─── Article

La Bible palatine, joyau des Collections de l’ULg, exposée à Liège

Page de titreLuther est, pendant trois mois, en vedette au Musée Curtius à Liège. Ou, plus exactement, parmi des gravures de Cranach l’Ancien et de nombreux livres rares et précieux, sa Bible palatine parue en 1560 à Francfort et illustrée de gravures de Virgil Solis. Cet exemplaire, qui a conservé sa reliure originale et présente une très belle page de titre peinte, est l’une des richesses du Réseau des Bibliothèques de l’ULg. Annick Delfosse, l’une des deux commissaires de l’exposition avec Cécile Oger, toutes deux enseignantes et chercheuses à l’ULg, commente cet événement exceptionnel.

 Page de titre de la Bible palatine
conservée à la Bibliothèque Alpha de l'ULg:
Biblia das ist die ganze Heilige Schrift
 

 

Qu’est-ce que Transitions, cette Unité de recherche sur le Moyen Âge et la première Modernité que vous dirigez ?

──────
─── Données fournies

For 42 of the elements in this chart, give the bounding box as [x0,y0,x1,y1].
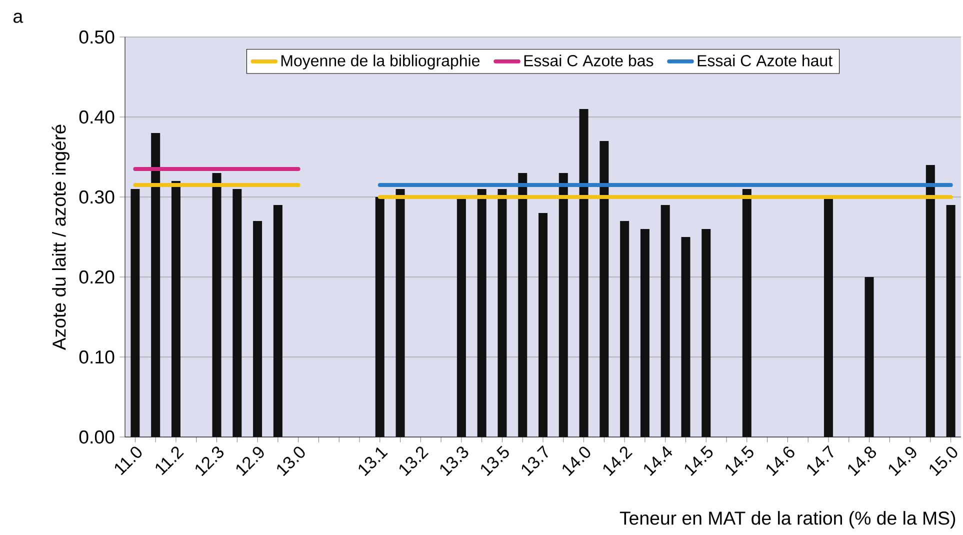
y-tick-label: 0.20 [79,270,114,284]
legend-label: Essai C Azote haut [698,54,832,66]
bar [253,221,262,437]
bar [946,205,956,437]
bar [660,205,670,437]
bar [600,141,609,437]
y-tick-label: 0.10 [79,350,114,364]
y-tick-label: 0.00 [79,430,114,444]
bar [477,189,486,437]
bar [396,189,405,437]
bar [456,197,466,437]
y-tick-label: 0.50 [79,30,114,44]
text: a [14,12,24,23]
y-tick-label: 0.30 [79,190,114,204]
bar [742,189,752,437]
y-axis-title: Azote du laitt / azote ingéré [52,124,70,350]
legend-label: Moyenne de la bibliographie [281,54,480,70]
bar [926,165,935,437]
bar [824,197,833,437]
x-tick-label: 11.0 [114,446,142,476]
bar [579,109,588,437]
legend-label: Essai C Azote bas [524,54,654,66]
bar [702,229,711,437]
bar [151,133,160,437]
bar [130,189,140,437]
y-tick-label: 0.40 [79,110,114,124]
bar [273,205,282,437]
x-axis-title: Teneur en MAT de la ration (% de la MS) [620,511,956,528]
x-tick-label: 13.1 [358,447,388,476]
bar [375,197,384,437]
bar [558,173,568,437]
bar [171,181,180,437]
bar [681,237,690,437]
bar [212,173,222,437]
bar [232,189,242,437]
x-tick-label: 11.2 [156,446,184,476]
bar [498,189,507,437]
bar [538,213,548,437]
bar [864,277,874,437]
bar [518,173,528,437]
bar [640,229,650,437]
bar [620,221,630,437]
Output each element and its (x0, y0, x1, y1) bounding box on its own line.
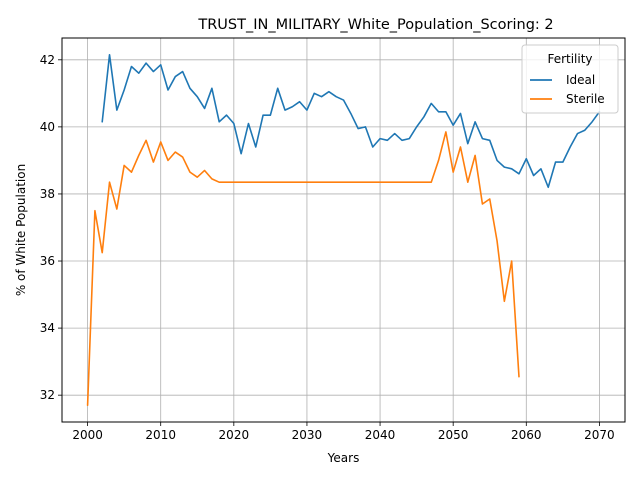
y-tick-label: 38 (40, 187, 55, 201)
x-axis-label: Years (327, 451, 360, 465)
series-line-ideal (101, 53, 601, 189)
y-axis-ticks: 32 34 36 38 40 42 (40, 53, 62, 402)
legend-box (521, 44, 619, 114)
y-axis-label: % of White Population (14, 164, 28, 296)
series-lines (86, 53, 601, 407)
legend-title: Fertility (547, 52, 592, 66)
x-tick-label: 2020 (219, 428, 250, 442)
y-tick-label: 40 (40, 120, 55, 134)
series-line-sterile (86, 131, 520, 407)
x-tick-label: 2000 (72, 428, 103, 442)
x-tick-label: 2010 (145, 428, 176, 442)
legend: Fertility Ideal Sterile (521, 44, 619, 114)
x-axis-ticks: 2000 2010 2020 2030 2040 2050 2060 2070 (72, 422, 615, 442)
x-tick-label: 2060 (511, 428, 542, 442)
y-tick-label: 32 (40, 388, 55, 402)
y-tick-label: 36 (40, 254, 55, 268)
plot-area-frame (61, 37, 626, 423)
chart-title: TRUST_IN_MILITARY_White_Population_Scori… (197, 17, 553, 33)
y-tick-label: 42 (40, 53, 55, 67)
x-tick-label: 2040 (365, 428, 396, 442)
legend-label-ideal: Ideal (566, 73, 595, 87)
x-tick-label: 2050 (438, 428, 469, 442)
x-tick-label: 2070 (584, 428, 615, 442)
legend-label-sterile: Sterile (566, 92, 605, 106)
y-tick-label: 34 (40, 321, 55, 335)
x-tick-label: 2030 (292, 428, 323, 442)
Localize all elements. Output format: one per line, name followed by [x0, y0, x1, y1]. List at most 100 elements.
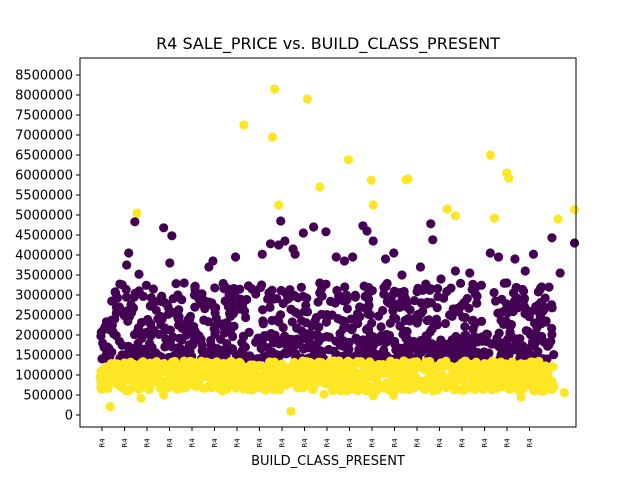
data-point [224, 284, 234, 294]
data-point [260, 385, 271, 395]
data-point [291, 340, 301, 350]
data-point [210, 329, 220, 339]
data-point [139, 344, 150, 354]
data-point [239, 120, 249, 130]
data-point [520, 303, 530, 313]
data-point [455, 278, 466, 288]
data-point [166, 375, 176, 385]
data-point [235, 349, 245, 359]
y-tick-label: 5500000 [15, 189, 73, 204]
data-point [368, 236, 378, 246]
data-point [363, 309, 373, 319]
x-tick-label: R4 [301, 438, 309, 448]
data-point [180, 376, 190, 386]
data-point [138, 291, 148, 301]
data-point [536, 319, 546, 329]
data-point [287, 361, 297, 372]
data-point [203, 382, 213, 392]
data-point [508, 288, 519, 298]
plot-frame [79, 57, 577, 428]
data-point [317, 291, 327, 301]
data-point [298, 358, 308, 368]
data-point [268, 383, 278, 393]
data-point [376, 381, 386, 391]
data-point [276, 216, 286, 226]
data-point [462, 293, 472, 304]
data-point [433, 284, 443, 294]
data-point [363, 282, 374, 293]
data-point [131, 371, 142, 381]
data-point [493, 252, 504, 262]
data-point [471, 282, 481, 292]
data-point [105, 402, 115, 412]
data-point [341, 290, 352, 300]
data-point [207, 298, 217, 308]
data-point [129, 359, 139, 369]
data-point [129, 329, 140, 340]
data-point [542, 368, 553, 379]
data-point [115, 306, 125, 316]
data-point [429, 368, 439, 378]
data-point [96, 378, 106, 388]
data-point [343, 155, 354, 165]
data-point [466, 342, 476, 352]
x-tick-label: R4 [459, 438, 467, 448]
y-tick-label: 4000000 [15, 249, 73, 264]
data-point [466, 383, 476, 393]
data-point [542, 341, 553, 351]
y-tick-label: 7500000 [15, 109, 73, 124]
x-tick-label: R4 [436, 438, 444, 448]
data-point [298, 291, 308, 301]
data-point [104, 343, 114, 353]
data-point [179, 278, 189, 288]
data-point [121, 292, 132, 302]
data-point [144, 385, 154, 395]
data-point [156, 379, 166, 389]
data-point [253, 333, 263, 343]
x-tick-label: R4 [414, 438, 422, 448]
data-point [288, 374, 298, 384]
data-point [405, 384, 415, 395]
data-point [136, 393, 146, 403]
data-point [504, 332, 515, 342]
data-point [267, 285, 277, 295]
data-point [413, 310, 423, 320]
data-point [324, 362, 334, 372]
data-point [448, 343, 458, 353]
data-point [181, 330, 191, 340]
data-point [226, 373, 236, 383]
data-point [304, 329, 314, 339]
data-point [107, 360, 117, 371]
data-point [478, 379, 488, 389]
data-point [547, 384, 557, 394]
data-point [437, 362, 447, 372]
data-point [528, 249, 539, 259]
data-point [389, 286, 399, 296]
data-point [510, 379, 520, 389]
data-point [428, 386, 438, 396]
data-point [203, 317, 213, 327]
data-point [100, 321, 110, 332]
data-point [318, 377, 328, 387]
y-tick-label: 6500000 [15, 149, 73, 164]
data-point [296, 282, 306, 292]
data-point [489, 287, 499, 298]
data-point [553, 214, 563, 224]
data-point [286, 305, 297, 315]
data-point [450, 266, 460, 276]
x-tick-label: R4 [346, 438, 354, 448]
data-point [111, 367, 121, 378]
data-point [547, 233, 557, 243]
dense-point-band [95, 84, 580, 416]
data-point [350, 314, 361, 324]
data-point [266, 374, 276, 385]
y-tick-label: 4500000 [15, 229, 73, 244]
data-point [335, 340, 345, 350]
data-point [464, 303, 474, 313]
data-point [257, 249, 267, 259]
data-point [518, 343, 528, 353]
data-point [128, 350, 138, 360]
x-tick-label: R4 [234, 438, 242, 448]
data-point [290, 249, 300, 259]
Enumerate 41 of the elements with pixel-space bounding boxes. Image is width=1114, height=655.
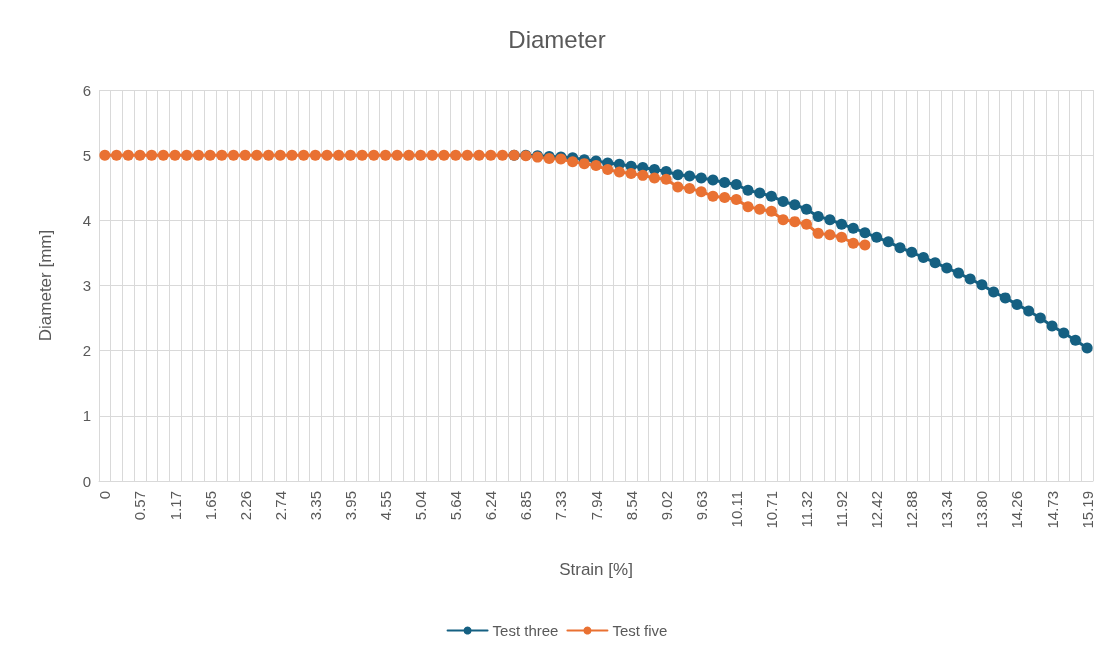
- x-tick-label: 14.73: [1043, 491, 1061, 529]
- x-tick-label: 12.88: [903, 491, 921, 529]
- x-tick-label: 11.92: [833, 491, 851, 528]
- x-axis-title: Strain [%]: [559, 560, 633, 579]
- x-tick-label: 5.04: [412, 491, 430, 521]
- x-tick-label: 2.74: [271, 491, 289, 521]
- y-tick-label: 3: [82, 277, 91, 294]
- legend-label: Test three: [492, 622, 559, 639]
- x-tick-label: 5.64: [447, 491, 465, 521]
- x-tick-label: 13.34: [938, 491, 956, 529]
- x-tick-label: 0.57: [131, 491, 149, 521]
- y-tick-label: 5: [82, 146, 91, 164]
- x-tick-label: 9.02: [657, 491, 675, 521]
- x-tick-label: 2.26: [236, 491, 254, 521]
- chart-title: Diameter: [508, 25, 606, 53]
- x-tick-label: 1.17: [166, 491, 184, 521]
- x-tick-label: 4.55: [377, 491, 395, 521]
- x-tick-label: 7.94: [587, 491, 605, 521]
- x-tick-label: 7.33: [552, 491, 570, 521]
- x-tick-label: 3.35: [306, 491, 324, 521]
- x-tick-label: 12.42: [868, 491, 886, 529]
- y-tick-label: 1: [82, 407, 91, 425]
- y-tick-label: 4: [82, 211, 91, 229]
- x-tick-label: 14.26: [1008, 491, 1026, 529]
- x-tick-label: 6.24: [482, 491, 500, 521]
- x-tick-label: 8.54: [622, 491, 640, 521]
- x-tick-label: 9.63: [692, 491, 710, 521]
- y-axis-title: Diameter [mm]: [36, 229, 55, 342]
- x-tick-label: 10.11: [727, 491, 745, 528]
- y-tick-label: 0: [82, 472, 91, 490]
- x-tick-label: 1.65: [201, 491, 219, 521]
- x-tick-label: 3.95: [341, 491, 359, 521]
- x-tick-label: 13.80: [973, 491, 991, 529]
- legend-label: Test five: [612, 622, 668, 639]
- x-tick-label: 6.85: [517, 491, 535, 521]
- x-tick-label: 11.32: [797, 491, 815, 528]
- y-tick-label: 2: [82, 342, 91, 360]
- x-tick-label: 15.19: [1078, 491, 1096, 529]
- x-tick-label: 0: [96, 491, 114, 500]
- x-tick-label: 10.71: [762, 491, 780, 529]
- y-tick-label: 6: [82, 81, 91, 99]
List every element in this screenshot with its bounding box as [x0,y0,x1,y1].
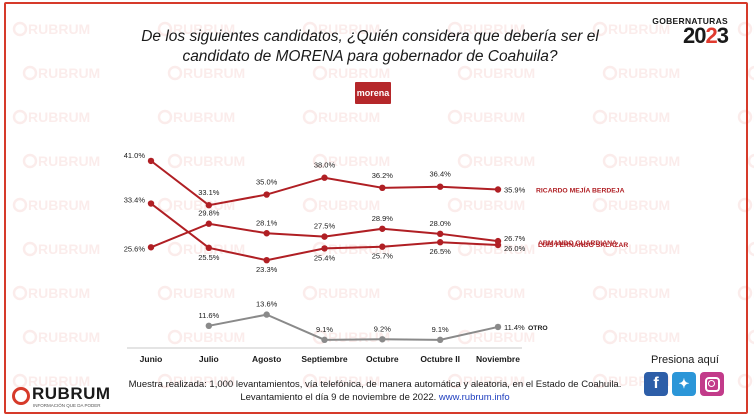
series-2: 25.6% 29.8% 28.1% 27.5% 28.9% 28.0% 26.7% LUIS … [124,209,629,254]
data-label: 25.5% [198,253,220,262]
data-point [263,230,270,237]
data-label: 25.4% [314,253,336,262]
data-point [263,191,270,198]
data-point [436,239,444,246]
data-label: 9.1% [316,325,333,334]
data-label: 33.4% [124,196,146,205]
data-point [321,233,328,240]
data-label: 27.5% [314,222,336,231]
x-tick-label: Septiembre [301,354,348,364]
data-point [321,336,328,344]
data-point [205,202,213,209]
logo-tagline: INFORMACIÓN QUE DA PODER [33,403,101,408]
x-tick-label: Octubre [366,354,399,364]
chart-title-line2: candidato de MORENA para gobernador de C… [182,48,558,65]
data-point [379,184,386,192]
data-point [436,336,444,344]
data-label: 29.8% [198,209,220,218]
data-label: 11.4% [504,323,525,332]
data-label: 11.6% [198,311,219,320]
data-point [263,256,270,264]
frame-border [4,2,748,414]
data-point [494,237,502,245]
data-label: 26.0% [504,244,526,253]
data-label: 9.1% [432,325,449,334]
data-point [494,186,502,193]
website-link[interactable]: www.rubrum.info [438,392,510,403]
data-label: 35.0% [256,178,278,187]
data-point [379,225,386,232]
badge-year: 2023 [652,23,729,48]
data-label: 26.5% [430,247,452,256]
data-label: 28.0% [430,219,452,228]
methodology-note: Muestra realizada: 1,000 levantamientos,… [128,379,622,390]
data-label: 9.2% [374,324,391,333]
series-name-label: RICARDO MEJÍA BERDEJA [536,186,625,195]
badge-year-c: 3 [716,23,729,48]
survey-date: Levantamiento el día 9 de noviembre de 2… [240,392,437,403]
facebook-icon[interactable]: f [644,372,668,396]
x-tick-label: Noviembre [476,354,520,364]
instagram-icon[interactable] [700,372,724,396]
survey-date-note: Levantamiento el día 9 de noviembre de 2… [110,392,640,403]
data-label: 23.3% [256,265,278,274]
data-point [205,244,213,252]
data-point [379,336,386,343]
data-label: 36.4% [430,170,452,179]
badge-label: GOBERNATURAS [652,16,728,26]
series-name-label: LUIS FERNANDO SALAZAR [538,242,628,249]
series-line [208,313,499,341]
data-label: 36.2% [372,171,394,180]
x-tick-label: Julio [199,354,219,364]
data-point [494,323,502,331]
data-label: 28.9% [372,214,394,223]
data-label: 26.7% [504,234,526,243]
chart-title-line1: De los siguientes candidatos, ¿Quién con… [141,28,599,45]
data-point [263,311,270,318]
x-tick-label: Octubre II [420,354,460,364]
series-name-label: OTRO [528,325,548,332]
data-label: 25.7% [372,252,394,261]
series-3: 11.6% 13.6% 9.1% 9.2% 9.1% 11.4% OTRO [198,300,548,344]
x-tick-label: Agosto [252,354,281,364]
twitter-icon[interactable]: ✦ [672,372,696,396]
data-label: 38.0% [314,161,336,170]
series-name-label: ARMANDO GUARDIANA [538,240,617,247]
data-point [321,245,328,252]
data-point [321,174,328,181]
gubernatorial-badge: GOBERNATURAS 2023 [652,16,729,48]
x-tick-label: Junio [140,354,163,364]
data-point [147,157,155,165]
data-label: 33.1% [198,188,220,197]
data-label: 35.9% [504,186,526,195]
data-label: 41.0% [124,151,146,160]
data-point [147,200,155,207]
data-label: 25.6% [124,244,146,253]
series-1: 33.4% 25.5% 23.3% 25.4% 25.7% 26.5% 26.0% ARMAN… [124,196,617,275]
badge-year-b: 2 [705,23,718,48]
logo-circle-icon [12,387,30,405]
data-point [379,243,386,250]
social-prompt: Presiona aquí [651,354,719,366]
data-label: 13.6% [256,300,278,309]
series-0: 41.0% 33.1% 35.0% 38.0% 36.2% 36.4% 35.9% RICAR… [124,151,625,209]
data-point [205,220,213,227]
badge-year-a: 20 [683,23,707,48]
data-point [147,244,155,251]
logo-name: RUBRUM [32,384,111,403]
data-label: 28.1% [256,218,278,227]
data-point [436,183,444,190]
morena-party-logo: morena [355,82,391,104]
data-point [436,230,444,238]
data-point [205,322,213,330]
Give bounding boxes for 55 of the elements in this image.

──────

- Objectifs -
**1)** Recopiez le passage de l'article sur la Bible palatine compris entre « Page de titre de » et « que vous dirigez ? », bornes incluses.
**2)** Indiquez si chacune de ces affirmations concorde avec l'article sur la Bible palatine, en répondant par oui ou non et en citant les mots décisifs : (a) la Bible palatine a paru en 1560 à Francfort ; (b) l'exemplaire exposé a perdu sa reliure originale ; (c) l'exposition dure six mois.
**3)** Rédigez la suite de l'article sur la Bible palatine exposée à Liège, à partir de la dernière phrase.

- Réponses par tâche -
**1)**
Page de titre de la Bible palatine
conservée à la Bibliothèque Alpha de l'ULg:
Biblia das ist die ganze Heilige Schrift
 

 

Qu’est-ce que Transitions, cette Unité de recherche sur le Moyen Âge et la première Modernité que vous dirigez ?

**2)**
(a) Oui : « sa Bible palatine parue en 1560 à Francfort ».
(b) Non : « Cet exemplaire, qui a conservé sa reliure originale ».
(c) Non : « Luther est, pendant trois mois, en vedette au Musée Curtius à Liège ».

**3)**
Cette Unité de recherches (d’abord Centre puis Unité de Recherches), née en 2010, rassemble des chercheurs venant de différentes disciplines de la Faculté de Lettres de l’ULg : il s’agit de philologues, des historiens, des historiens de l’art ou de la littérature, des musicologues, etc. Ils ont tous en commun la volonté de travailler sur le Moyen Âge et le début de l’époque moderne avec le désir de transcender les traditionnels clivages entre ces deux périodes que l’on a trop souvent l’habitude d’envisager séparément et de comprendre ce qui se joue dans ce moment de transition.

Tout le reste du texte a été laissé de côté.